Excerpt from a dataset:
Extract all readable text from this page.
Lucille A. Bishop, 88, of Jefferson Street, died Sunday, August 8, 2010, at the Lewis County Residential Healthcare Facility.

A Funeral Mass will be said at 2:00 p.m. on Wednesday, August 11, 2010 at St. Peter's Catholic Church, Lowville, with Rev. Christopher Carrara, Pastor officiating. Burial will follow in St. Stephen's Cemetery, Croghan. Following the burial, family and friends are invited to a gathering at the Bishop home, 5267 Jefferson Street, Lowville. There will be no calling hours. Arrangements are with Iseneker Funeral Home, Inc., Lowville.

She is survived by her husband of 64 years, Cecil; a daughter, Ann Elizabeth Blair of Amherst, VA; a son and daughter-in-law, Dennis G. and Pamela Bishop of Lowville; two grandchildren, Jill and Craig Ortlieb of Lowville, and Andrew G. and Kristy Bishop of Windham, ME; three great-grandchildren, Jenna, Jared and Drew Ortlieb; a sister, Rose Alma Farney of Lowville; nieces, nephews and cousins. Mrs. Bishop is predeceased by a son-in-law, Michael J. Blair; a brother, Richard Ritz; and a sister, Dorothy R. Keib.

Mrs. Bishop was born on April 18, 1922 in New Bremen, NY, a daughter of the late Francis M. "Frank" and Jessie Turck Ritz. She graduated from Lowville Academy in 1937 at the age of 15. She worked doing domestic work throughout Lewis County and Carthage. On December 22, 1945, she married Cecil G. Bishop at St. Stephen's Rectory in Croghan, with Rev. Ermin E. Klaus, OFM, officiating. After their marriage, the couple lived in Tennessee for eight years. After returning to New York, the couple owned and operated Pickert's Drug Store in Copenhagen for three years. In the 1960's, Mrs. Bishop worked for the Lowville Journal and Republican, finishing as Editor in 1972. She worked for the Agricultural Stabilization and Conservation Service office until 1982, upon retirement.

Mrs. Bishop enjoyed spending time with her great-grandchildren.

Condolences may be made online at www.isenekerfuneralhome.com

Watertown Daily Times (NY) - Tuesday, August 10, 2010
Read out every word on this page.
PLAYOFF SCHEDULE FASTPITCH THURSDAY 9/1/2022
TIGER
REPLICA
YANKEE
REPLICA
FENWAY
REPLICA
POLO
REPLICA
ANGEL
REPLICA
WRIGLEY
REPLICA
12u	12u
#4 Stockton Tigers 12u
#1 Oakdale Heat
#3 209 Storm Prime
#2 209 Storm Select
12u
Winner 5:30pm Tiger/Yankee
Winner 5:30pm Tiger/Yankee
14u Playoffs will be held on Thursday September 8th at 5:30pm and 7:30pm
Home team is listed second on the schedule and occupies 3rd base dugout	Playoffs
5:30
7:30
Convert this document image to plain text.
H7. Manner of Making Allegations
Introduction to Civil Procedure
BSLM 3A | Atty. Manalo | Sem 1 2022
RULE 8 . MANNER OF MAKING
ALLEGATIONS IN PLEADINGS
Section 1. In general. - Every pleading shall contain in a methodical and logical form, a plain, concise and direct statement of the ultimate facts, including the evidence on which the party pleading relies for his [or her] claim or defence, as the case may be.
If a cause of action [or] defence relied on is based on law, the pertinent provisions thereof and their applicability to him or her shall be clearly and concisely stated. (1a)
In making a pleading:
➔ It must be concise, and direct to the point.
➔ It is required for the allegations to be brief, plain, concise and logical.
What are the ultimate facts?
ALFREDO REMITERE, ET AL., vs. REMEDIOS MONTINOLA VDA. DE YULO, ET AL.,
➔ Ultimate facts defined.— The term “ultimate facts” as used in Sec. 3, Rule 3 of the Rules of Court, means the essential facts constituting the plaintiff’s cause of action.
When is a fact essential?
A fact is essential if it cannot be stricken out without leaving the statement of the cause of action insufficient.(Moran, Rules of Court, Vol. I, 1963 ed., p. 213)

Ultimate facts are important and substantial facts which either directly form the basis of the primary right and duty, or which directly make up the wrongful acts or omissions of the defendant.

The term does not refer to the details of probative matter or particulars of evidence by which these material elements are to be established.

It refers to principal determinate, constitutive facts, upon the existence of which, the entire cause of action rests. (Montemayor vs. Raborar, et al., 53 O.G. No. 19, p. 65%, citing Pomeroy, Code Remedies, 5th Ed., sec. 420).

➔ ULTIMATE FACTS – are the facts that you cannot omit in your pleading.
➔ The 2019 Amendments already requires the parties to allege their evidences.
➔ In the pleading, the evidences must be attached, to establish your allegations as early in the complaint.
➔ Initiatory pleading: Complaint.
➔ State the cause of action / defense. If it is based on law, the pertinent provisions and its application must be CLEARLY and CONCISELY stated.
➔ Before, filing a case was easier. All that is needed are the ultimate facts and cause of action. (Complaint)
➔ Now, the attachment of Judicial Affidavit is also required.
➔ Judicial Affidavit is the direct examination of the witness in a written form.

* **Set exercise**:
From the listing above, collect every line that mentions the word "essential".

* **Exercise solution**:
➔ Ultimate facts defined.— The term “ultimate facts” as used in Sec. 3, Rule 3 of the Rules of Court, means the essential facts constituting the plaintiff’s cause of action.
When is a fact essential?
A fact is essential if it cannot be stricken out without leaving the statement of the cause of action insufficient.(Moran, Rules of Court, Vol. I, 1963 ed., p. 213)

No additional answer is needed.